GIVEN ENTRIES:
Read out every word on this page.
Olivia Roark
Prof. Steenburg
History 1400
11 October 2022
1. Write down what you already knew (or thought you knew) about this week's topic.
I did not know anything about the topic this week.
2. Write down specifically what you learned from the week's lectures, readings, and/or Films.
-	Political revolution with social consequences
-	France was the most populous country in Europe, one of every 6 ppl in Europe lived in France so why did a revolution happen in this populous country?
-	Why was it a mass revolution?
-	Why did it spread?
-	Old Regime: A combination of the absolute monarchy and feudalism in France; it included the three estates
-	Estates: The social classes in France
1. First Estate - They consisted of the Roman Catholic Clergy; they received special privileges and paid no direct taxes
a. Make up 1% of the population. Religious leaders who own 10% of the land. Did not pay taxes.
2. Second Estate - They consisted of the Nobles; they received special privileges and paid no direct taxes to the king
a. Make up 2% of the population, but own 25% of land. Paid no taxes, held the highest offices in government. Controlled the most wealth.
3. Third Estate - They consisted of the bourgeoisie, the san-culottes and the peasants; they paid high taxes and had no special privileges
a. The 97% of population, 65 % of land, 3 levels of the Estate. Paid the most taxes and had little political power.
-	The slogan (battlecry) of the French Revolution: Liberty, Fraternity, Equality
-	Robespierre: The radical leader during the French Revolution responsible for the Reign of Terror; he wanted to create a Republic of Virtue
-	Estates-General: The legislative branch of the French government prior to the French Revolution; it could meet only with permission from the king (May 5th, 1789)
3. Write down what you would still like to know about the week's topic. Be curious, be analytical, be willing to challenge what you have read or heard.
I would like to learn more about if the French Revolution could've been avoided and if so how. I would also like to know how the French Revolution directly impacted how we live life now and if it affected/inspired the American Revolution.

EXERCISE REQUIREMENTS:
Output all of the material exactly as written.

SOLVED PROBLEM:
Read out every word on this page.
Olivia Roark
Prof. Steenburg
History 1400
11 October 2022
1. Write down what you already knew (or thought you knew) about this week's topic.
I did not know anything about the topic this week.
2. Write down specifically what you learned from the week's lectures, readings, and/or Films.
-	Political revolution with social consequences
-	France was the most populous country in Europe, one of every 6 ppl in Europe lived in France so why did a revolution happen in this populous country?
-	Why was it a mass revolution?
-	Why did it spread?
-	Old Regime: A combination of the absolute monarchy and feudalism in France; it included the three estates
-	Estates: The social classes in France
1. First Estate - They consisted of the Roman Catholic Clergy; they received special privileges and paid no direct taxes
a. Make up 1% of the population. Religious leaders who own 10% of the land. Did not pay taxes.
2. Second Estate - They consisted of the Nobles; they received special privileges and paid no direct taxes to the king
a. Make up 2% of the population, but own 25% of land. Paid no taxes, held the highest offices in government. Controlled the most wealth.
3. Third Estate - They consisted of the bourgeoisie, the san-culottes and the peasants; they paid high taxes and had no special privileges
a. The 97% of population, 65 % of land, 3 levels of the Estate. Paid the most taxes and had little political power.
-	The slogan (battlecry) of the French Revolution: Liberty, Fraternity, Equality
-	Robespierre: The radical leader during the French Revolution responsible for the Reign of Terror; he wanted to create a Republic of Virtue
-	Estates-General: The legislative branch of the French government prior to the French Revolution; it could meet only with permission from the king (May 5th, 1789)
3. Write down what you would still like to know about the week's topic. Be curious, be analytical, be willing to challenge what you have read or heard.
I would like to learn more about if the French Revolution could've been avoided and if so how. I would also like to know how the French Revolution directly impacted how we live life now and if it affected/inspired the American Revolution.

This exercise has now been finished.